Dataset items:
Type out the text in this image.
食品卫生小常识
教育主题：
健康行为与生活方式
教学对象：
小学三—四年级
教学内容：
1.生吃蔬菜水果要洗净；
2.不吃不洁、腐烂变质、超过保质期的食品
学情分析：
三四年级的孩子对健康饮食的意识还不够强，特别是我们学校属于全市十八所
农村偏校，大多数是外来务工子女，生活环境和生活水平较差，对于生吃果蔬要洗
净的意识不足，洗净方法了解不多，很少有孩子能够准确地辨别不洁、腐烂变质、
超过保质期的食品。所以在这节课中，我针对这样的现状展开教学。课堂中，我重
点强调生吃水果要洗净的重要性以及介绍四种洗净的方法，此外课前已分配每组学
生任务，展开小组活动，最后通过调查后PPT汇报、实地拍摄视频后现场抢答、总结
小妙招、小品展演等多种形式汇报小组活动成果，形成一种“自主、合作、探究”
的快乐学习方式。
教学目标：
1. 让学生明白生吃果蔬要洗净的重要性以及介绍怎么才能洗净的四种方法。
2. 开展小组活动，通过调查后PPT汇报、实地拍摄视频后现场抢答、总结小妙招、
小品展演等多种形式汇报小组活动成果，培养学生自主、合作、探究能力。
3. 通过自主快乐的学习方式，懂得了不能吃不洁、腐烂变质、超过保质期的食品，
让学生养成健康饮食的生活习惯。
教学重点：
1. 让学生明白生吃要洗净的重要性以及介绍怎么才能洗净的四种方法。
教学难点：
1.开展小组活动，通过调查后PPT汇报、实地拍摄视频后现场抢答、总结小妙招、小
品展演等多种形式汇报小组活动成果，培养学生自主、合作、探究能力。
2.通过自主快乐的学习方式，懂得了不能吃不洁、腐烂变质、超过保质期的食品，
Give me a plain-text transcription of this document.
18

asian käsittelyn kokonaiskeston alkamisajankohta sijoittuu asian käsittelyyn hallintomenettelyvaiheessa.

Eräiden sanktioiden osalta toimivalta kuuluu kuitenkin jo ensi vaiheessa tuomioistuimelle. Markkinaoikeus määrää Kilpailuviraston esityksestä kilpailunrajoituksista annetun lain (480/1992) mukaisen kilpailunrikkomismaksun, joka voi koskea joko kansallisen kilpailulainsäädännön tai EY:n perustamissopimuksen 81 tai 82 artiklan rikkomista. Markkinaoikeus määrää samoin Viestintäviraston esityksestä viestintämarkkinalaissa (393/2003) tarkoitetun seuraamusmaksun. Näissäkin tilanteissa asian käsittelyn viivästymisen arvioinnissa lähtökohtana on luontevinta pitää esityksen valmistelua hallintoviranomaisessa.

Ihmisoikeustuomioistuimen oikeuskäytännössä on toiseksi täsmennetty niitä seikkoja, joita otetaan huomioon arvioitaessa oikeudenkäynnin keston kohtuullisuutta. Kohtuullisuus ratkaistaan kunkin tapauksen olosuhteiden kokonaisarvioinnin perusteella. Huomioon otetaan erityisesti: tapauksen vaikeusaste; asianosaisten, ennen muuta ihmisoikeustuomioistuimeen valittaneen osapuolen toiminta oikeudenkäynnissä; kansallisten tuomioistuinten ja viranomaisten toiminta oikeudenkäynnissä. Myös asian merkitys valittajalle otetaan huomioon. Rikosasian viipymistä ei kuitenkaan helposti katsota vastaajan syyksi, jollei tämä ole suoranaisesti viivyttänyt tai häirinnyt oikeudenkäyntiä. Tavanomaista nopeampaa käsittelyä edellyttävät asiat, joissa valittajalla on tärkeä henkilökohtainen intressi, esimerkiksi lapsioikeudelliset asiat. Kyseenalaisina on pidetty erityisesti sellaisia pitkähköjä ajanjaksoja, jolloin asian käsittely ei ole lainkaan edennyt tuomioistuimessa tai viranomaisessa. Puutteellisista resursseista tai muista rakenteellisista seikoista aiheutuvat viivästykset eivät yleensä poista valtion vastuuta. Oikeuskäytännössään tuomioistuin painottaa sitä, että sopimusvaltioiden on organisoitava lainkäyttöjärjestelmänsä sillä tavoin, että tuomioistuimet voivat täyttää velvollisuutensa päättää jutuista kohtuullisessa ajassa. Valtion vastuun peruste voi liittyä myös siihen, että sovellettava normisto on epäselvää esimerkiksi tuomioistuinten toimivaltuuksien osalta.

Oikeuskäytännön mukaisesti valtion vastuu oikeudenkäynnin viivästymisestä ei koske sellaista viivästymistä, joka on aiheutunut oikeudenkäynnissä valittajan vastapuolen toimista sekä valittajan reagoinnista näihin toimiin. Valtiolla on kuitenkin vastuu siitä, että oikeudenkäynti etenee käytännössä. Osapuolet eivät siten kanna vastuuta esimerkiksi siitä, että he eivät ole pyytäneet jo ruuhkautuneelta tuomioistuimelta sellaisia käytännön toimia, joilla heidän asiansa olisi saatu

Task directions:
Gather from the records above every line containing the string "小品展演等多种形式汇报小组活动成果".

Task result:
小妙招、小品展演等多种形式汇报小组活动成果，形成一种“自主、合作、探究”
小品展演等多种形式汇报小组活动成果，培养学生自主、合作、探究能力。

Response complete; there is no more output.